• _TASK DIRECTIONS_:
In the data below, which lines hold "this"? Copy every one.

• _GIVEN RECORDS_:
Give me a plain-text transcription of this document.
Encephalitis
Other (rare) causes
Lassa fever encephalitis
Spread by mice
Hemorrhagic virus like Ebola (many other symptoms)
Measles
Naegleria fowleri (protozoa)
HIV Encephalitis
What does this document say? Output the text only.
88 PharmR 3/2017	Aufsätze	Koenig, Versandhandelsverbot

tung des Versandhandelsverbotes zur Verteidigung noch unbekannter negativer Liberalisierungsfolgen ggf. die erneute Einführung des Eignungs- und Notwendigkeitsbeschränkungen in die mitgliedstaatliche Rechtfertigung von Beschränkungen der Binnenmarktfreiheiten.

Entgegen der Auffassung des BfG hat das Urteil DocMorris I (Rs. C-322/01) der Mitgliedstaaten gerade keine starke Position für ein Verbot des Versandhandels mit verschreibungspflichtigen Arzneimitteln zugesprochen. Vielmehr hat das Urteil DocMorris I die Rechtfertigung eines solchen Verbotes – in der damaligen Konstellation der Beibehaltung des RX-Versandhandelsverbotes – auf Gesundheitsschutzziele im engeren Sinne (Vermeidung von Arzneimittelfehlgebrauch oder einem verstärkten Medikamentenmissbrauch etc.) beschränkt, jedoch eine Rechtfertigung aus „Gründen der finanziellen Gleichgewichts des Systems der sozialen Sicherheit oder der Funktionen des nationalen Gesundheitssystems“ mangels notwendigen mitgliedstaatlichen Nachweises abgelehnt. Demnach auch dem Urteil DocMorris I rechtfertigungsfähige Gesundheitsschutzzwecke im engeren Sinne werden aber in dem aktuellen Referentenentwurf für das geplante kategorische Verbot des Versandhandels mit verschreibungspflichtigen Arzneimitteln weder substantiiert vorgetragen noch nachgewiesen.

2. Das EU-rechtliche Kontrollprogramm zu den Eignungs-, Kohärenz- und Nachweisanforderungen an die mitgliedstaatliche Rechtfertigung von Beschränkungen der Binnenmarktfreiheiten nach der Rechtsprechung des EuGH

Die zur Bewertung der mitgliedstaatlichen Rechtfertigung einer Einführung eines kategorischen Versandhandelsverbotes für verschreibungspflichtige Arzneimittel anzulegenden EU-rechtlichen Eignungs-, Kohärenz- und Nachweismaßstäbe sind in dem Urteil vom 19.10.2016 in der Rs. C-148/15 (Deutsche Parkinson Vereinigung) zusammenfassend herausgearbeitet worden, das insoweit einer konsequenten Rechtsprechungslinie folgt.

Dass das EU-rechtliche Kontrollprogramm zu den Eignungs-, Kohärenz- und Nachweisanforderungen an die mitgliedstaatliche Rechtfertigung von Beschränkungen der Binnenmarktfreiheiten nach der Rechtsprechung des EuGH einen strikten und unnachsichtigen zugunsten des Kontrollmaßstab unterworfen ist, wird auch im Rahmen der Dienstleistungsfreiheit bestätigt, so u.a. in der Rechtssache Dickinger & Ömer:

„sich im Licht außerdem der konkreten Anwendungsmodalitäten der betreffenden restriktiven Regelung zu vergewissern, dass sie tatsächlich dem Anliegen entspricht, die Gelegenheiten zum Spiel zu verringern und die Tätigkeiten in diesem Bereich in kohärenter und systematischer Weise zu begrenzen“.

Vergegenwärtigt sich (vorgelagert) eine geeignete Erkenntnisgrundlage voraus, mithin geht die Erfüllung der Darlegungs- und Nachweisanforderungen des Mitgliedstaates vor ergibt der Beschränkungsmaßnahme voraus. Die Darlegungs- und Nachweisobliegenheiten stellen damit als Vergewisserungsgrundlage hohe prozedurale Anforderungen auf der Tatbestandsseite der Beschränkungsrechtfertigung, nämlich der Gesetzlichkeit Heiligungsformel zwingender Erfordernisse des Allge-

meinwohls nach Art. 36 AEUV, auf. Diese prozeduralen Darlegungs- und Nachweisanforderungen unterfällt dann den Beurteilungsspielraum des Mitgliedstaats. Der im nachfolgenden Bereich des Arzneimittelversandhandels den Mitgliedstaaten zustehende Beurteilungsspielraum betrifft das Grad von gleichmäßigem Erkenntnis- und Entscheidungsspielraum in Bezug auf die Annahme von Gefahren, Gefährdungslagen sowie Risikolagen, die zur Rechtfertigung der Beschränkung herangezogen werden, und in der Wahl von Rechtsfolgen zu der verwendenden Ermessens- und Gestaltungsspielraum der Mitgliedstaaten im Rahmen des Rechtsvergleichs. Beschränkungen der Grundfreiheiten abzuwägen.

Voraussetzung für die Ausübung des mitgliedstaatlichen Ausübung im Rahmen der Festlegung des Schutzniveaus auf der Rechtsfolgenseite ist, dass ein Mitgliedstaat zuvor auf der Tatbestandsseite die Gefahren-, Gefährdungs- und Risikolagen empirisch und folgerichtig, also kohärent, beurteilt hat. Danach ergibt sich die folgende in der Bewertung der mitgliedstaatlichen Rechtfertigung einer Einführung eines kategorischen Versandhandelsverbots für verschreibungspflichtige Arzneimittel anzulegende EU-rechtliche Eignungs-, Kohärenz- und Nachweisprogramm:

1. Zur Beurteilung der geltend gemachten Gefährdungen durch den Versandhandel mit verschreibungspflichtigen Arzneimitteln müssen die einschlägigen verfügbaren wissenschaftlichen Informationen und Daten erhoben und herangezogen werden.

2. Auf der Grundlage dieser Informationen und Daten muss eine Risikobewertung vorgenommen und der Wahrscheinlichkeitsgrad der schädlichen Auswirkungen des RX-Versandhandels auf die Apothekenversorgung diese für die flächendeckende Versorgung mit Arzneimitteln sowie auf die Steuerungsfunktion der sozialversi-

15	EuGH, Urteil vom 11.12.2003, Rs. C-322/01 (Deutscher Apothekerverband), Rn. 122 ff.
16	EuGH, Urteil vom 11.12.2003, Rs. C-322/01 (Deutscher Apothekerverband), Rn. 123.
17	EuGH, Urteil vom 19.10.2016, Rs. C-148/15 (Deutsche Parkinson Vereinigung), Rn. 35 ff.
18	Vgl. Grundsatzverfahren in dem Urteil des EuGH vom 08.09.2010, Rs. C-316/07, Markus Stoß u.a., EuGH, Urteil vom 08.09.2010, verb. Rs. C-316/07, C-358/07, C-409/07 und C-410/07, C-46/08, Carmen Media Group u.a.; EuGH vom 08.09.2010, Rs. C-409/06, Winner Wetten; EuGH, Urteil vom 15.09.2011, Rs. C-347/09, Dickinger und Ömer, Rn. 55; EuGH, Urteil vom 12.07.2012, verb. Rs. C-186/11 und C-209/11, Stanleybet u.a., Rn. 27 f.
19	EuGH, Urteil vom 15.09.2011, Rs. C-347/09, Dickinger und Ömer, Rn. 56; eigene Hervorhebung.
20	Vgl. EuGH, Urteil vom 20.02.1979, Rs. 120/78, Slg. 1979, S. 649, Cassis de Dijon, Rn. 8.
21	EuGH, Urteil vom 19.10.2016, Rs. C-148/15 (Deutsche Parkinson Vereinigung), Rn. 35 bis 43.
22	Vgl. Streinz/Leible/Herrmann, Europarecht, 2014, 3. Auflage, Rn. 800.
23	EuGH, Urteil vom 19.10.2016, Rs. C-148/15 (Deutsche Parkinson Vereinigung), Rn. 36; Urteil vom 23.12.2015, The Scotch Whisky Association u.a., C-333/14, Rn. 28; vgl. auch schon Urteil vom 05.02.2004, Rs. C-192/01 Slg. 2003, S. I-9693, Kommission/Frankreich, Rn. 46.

• _TASK RESULT_:
Give me a plain-text transcription of this document.
What does this document say? Output the text only.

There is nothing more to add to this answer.